## Brief
Give only the count of lines containing "подготовки".

## Saved entries
>> START

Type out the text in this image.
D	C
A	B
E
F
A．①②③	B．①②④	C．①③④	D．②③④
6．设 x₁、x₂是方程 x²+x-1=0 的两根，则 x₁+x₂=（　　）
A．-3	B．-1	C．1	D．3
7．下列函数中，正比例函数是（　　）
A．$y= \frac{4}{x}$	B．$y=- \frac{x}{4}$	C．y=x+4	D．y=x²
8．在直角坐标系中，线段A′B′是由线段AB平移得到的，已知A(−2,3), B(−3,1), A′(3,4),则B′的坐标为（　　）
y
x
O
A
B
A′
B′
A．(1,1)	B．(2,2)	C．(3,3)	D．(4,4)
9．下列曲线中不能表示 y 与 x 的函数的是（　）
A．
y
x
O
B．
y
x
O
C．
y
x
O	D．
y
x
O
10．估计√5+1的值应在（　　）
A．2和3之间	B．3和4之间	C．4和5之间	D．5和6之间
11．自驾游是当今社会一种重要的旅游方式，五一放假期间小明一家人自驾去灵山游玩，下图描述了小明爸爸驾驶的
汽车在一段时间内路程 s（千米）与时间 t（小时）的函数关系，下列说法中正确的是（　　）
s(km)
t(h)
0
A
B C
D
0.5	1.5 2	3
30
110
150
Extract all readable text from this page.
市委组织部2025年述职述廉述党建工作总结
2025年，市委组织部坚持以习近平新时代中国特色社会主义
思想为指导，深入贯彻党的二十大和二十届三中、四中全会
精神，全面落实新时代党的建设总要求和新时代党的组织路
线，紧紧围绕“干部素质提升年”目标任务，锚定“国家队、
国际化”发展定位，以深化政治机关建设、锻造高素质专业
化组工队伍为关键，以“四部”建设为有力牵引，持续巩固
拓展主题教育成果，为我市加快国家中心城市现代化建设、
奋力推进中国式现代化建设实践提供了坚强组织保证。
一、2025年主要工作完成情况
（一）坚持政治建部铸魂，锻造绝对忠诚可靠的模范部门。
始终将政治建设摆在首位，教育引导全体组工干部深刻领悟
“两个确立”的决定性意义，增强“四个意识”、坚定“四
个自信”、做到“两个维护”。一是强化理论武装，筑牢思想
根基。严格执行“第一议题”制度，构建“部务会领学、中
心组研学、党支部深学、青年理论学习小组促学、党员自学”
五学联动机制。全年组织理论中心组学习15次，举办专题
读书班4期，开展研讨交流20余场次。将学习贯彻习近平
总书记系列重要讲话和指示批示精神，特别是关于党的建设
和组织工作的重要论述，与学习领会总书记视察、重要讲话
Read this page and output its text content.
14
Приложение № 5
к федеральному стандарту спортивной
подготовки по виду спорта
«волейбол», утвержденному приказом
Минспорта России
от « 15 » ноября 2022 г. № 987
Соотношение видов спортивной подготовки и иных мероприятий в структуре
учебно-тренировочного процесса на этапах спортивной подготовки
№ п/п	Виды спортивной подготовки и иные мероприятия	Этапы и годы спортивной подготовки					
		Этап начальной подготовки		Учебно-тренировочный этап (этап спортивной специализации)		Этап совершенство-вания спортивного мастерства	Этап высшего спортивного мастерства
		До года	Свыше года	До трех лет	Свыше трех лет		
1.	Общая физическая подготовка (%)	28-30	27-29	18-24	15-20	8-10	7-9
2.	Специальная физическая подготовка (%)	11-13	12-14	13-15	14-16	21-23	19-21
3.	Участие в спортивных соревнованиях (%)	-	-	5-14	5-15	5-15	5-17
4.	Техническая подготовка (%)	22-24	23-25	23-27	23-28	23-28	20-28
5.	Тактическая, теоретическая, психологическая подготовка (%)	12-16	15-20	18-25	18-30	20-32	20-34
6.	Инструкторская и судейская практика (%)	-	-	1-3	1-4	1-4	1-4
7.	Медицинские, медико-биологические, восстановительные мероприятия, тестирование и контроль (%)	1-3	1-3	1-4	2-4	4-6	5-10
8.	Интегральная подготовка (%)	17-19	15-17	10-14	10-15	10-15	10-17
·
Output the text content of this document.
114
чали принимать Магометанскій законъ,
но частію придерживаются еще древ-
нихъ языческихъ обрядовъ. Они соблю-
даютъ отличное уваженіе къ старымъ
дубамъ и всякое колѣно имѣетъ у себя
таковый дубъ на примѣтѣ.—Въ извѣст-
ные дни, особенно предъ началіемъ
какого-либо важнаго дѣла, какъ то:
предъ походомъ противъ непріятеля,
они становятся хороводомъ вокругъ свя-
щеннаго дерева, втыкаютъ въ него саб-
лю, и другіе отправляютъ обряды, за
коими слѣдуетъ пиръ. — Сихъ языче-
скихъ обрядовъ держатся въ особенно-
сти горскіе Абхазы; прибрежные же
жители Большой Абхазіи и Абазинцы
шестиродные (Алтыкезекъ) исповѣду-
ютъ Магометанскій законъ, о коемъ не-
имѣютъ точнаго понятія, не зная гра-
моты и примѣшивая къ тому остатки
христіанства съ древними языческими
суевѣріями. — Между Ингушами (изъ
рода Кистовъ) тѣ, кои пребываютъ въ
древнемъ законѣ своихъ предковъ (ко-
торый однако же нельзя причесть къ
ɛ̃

>> END

## Output for this task
5